(Reading text)

◆ ◆ ◆ ◆ ◆ ◆ ◆

Proof of antihypoxidotic properties of tenilsetam in man by EEG and psychometric analyses under an experimental hypoxic hypoxidosis

Abstract

AbstractProof of the protective properties against cerebral hypoxic hypoxidosis of a new potentially nootropic drug, tenilsetam (TEN), were studied as compared with 5 mg co‐dergocrine mesylate (CDM) in a double‐blnd, placebo‐controlled trial. Hypoxic hypoxidosis was induced by a fixed gas combination of 9.8% oxygen and 90.2% N2, equivalent to 6,000 m altitude, which was inhaled for 23 min under normobaric conditions by 15 healthy volunteers. They received randomized after an adapation session placebo, 150 mg, 300 mg, and 900 mg TEN and 5 mg CDM. Blood gases, quantitative EEG, and psychometric measures were obtained under normoxic (21% O2) and hypoxic (9.8% O2) conditions before as well as 2,4,6, and 8 hr after oral drug administration. Blood gas analysis demonstrated under hypoxia a drop in PO2 from 91 to 37 mm Hg and in PCO2 from 38 to 33 mm Hg, while pH increased from 7.41 to 7.47. Under these hypoxic conditions, computer‐assisted spectral analysis of the EEG showed an increase of delta/theta, decrease of alpha, and increase of superimposed fast beta activity indicative of deterioration in vigilance. The latter was documented at the behavioral level by deterioration of intellectual and mnestic functions, psychomotor activity, performance in a reaction time task, mood, and wakefulness. Both TEN and CDM attenuated this brain dysfunction, although in a different manner. Whereas TEN induced an increase in alpha and decrease of fast beta activity as compared with placebo, 5 mg CDM attenuated delta/theta and increased alpha‐adjacent beta activity. Multivariate analysis based on changes in all EEG‐variables exhibited the highest dosage TEN and the reference substance significantly different from placebo. Psychometric data added—despite high variance—further evidence for antihypoxidotic/nootropic properties of both drugs, as psychometric performance under hypoxia deteriorated by 45% after placebo, while after 5 mg CDM, 150 mg, 300 mg, and 900 mg TEN only by 25, 27, 39, and 22%, respectively. Based on changes in all 12 psychometric variables obtained at all times, 900 mg, but also 150 mg TEN as well as 5 mg CDM, were significantly different from placebo. Under normoxic conditions, multivariate analyses did not show any significant differences to placebo, and only singular neurophysiological and behavioral changes were observed.

◆ ◆ ◆ ◆ ◆ ◆ ◆

Dataset excerpts
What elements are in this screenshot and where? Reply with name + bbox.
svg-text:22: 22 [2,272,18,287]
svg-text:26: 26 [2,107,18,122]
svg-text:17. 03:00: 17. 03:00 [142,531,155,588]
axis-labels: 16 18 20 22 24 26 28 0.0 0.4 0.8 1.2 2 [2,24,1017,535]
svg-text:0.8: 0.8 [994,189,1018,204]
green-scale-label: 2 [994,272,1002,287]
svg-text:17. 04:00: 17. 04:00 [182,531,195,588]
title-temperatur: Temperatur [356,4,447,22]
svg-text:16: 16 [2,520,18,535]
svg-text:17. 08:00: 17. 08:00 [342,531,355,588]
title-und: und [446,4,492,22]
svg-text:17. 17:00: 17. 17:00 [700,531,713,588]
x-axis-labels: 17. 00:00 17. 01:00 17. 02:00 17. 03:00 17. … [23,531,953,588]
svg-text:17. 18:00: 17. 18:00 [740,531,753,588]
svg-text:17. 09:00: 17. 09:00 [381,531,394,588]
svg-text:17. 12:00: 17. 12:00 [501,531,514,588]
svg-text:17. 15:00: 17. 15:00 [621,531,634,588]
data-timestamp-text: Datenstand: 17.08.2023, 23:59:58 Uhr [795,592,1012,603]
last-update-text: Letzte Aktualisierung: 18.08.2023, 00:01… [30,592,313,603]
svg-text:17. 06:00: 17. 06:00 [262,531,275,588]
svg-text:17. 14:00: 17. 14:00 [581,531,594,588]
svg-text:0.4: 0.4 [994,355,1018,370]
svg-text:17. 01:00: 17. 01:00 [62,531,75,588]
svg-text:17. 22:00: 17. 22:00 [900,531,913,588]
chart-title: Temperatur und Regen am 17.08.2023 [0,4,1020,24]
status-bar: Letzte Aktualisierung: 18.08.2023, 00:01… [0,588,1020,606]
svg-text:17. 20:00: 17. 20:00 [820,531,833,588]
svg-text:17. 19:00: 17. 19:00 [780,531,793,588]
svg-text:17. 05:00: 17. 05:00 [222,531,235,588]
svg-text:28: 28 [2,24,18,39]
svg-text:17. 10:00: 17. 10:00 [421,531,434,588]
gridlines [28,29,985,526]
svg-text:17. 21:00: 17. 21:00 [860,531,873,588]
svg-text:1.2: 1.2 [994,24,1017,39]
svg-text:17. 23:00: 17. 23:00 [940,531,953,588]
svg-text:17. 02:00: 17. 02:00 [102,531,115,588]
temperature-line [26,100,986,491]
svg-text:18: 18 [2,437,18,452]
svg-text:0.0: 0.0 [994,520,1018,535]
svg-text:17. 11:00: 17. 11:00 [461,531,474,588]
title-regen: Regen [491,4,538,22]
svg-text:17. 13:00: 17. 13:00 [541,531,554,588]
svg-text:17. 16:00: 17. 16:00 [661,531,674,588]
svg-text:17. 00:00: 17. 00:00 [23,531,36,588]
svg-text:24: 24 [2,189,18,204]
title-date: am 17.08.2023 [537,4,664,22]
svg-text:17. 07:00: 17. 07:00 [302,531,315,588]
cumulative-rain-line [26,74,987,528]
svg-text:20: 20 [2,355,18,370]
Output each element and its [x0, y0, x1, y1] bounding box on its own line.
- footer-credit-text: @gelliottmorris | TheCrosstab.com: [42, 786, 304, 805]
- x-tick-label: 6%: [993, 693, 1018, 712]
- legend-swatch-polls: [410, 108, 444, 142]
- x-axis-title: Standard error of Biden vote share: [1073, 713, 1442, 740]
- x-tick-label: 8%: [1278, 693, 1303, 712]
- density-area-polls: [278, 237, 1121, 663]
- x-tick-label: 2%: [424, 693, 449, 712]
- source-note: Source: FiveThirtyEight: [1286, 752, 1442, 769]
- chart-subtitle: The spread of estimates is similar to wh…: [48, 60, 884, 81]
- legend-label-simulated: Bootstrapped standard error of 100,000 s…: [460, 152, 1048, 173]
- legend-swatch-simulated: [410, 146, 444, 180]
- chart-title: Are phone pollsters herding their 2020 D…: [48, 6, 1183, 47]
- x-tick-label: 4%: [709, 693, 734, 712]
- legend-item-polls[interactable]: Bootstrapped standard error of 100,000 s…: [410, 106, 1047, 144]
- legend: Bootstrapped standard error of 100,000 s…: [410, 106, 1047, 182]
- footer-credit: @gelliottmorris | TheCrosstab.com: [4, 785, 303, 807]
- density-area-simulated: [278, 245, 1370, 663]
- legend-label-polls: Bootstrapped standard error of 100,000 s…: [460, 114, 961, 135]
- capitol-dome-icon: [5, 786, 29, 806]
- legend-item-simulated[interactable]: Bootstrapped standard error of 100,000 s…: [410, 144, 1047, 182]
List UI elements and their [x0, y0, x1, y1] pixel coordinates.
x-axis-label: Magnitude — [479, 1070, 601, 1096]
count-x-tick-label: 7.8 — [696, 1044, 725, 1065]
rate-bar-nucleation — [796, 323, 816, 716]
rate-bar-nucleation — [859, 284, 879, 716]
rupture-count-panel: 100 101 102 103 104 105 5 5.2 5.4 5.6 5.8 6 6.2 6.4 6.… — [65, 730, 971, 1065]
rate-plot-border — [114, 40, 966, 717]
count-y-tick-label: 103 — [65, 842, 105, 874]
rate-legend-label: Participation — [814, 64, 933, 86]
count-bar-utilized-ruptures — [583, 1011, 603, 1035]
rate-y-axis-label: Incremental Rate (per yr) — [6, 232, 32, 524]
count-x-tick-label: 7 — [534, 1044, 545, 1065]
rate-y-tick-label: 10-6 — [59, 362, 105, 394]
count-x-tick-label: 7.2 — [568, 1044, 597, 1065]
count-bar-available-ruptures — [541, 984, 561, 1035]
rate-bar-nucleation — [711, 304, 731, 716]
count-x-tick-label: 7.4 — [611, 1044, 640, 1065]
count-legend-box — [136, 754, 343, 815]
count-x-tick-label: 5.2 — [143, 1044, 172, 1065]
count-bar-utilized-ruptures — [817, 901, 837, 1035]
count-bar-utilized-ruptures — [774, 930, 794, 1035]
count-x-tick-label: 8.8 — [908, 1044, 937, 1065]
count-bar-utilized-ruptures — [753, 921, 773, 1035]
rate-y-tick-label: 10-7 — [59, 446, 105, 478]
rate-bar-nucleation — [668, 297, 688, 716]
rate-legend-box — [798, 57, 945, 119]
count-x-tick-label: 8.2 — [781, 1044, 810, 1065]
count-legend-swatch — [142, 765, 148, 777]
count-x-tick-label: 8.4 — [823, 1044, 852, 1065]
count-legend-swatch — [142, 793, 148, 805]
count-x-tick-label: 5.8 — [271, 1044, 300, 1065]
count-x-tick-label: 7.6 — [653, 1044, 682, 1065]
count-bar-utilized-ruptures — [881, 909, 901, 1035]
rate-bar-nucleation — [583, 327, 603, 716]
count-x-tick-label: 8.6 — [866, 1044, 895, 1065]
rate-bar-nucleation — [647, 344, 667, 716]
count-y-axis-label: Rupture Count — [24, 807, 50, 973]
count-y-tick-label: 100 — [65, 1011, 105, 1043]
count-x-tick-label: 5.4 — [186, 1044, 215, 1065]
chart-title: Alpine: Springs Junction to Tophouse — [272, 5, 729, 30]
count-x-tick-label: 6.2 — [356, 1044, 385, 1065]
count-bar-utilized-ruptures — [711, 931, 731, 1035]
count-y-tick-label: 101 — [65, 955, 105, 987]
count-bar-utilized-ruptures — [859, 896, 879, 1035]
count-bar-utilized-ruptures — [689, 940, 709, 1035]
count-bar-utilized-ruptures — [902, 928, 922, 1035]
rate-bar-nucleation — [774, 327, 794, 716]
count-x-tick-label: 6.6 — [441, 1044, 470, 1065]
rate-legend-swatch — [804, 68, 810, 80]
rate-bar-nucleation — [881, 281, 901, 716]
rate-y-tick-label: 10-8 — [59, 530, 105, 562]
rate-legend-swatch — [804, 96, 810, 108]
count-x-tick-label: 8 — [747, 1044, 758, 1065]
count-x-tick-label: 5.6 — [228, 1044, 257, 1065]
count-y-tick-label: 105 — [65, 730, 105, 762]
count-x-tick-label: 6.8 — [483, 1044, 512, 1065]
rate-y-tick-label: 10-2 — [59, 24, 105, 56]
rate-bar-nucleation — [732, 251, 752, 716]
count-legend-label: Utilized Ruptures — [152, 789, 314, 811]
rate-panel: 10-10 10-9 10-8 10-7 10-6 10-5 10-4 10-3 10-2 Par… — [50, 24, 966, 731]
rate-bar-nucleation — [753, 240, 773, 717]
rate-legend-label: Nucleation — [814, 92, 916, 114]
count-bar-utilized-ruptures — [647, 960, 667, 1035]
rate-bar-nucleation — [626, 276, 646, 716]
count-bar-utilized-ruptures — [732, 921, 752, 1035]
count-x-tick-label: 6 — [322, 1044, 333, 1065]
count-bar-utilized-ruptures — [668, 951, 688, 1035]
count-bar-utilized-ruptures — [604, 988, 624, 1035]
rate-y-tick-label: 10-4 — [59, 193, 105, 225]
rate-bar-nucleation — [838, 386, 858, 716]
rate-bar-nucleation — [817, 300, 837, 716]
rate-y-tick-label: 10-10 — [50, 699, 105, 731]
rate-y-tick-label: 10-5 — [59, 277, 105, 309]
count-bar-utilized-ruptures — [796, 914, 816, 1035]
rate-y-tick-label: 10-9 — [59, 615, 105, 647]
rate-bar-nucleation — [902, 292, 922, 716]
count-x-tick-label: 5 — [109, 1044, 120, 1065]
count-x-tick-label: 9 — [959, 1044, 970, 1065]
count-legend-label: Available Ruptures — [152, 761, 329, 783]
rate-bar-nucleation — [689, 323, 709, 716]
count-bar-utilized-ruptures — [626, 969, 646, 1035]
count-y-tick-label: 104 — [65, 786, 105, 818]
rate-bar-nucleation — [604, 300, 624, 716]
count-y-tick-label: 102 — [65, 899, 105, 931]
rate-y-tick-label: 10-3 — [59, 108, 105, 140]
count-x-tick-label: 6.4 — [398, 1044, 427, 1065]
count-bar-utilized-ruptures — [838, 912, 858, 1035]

◆ ◆ ◆ ◆ ◆ ◆ ◆

(Exercise)
In the tenilsetam abstract, what percentage of oxygen did the gas mixture that induced hypoxia contain? Please answer briefly.

(Response)
9.8% oxygen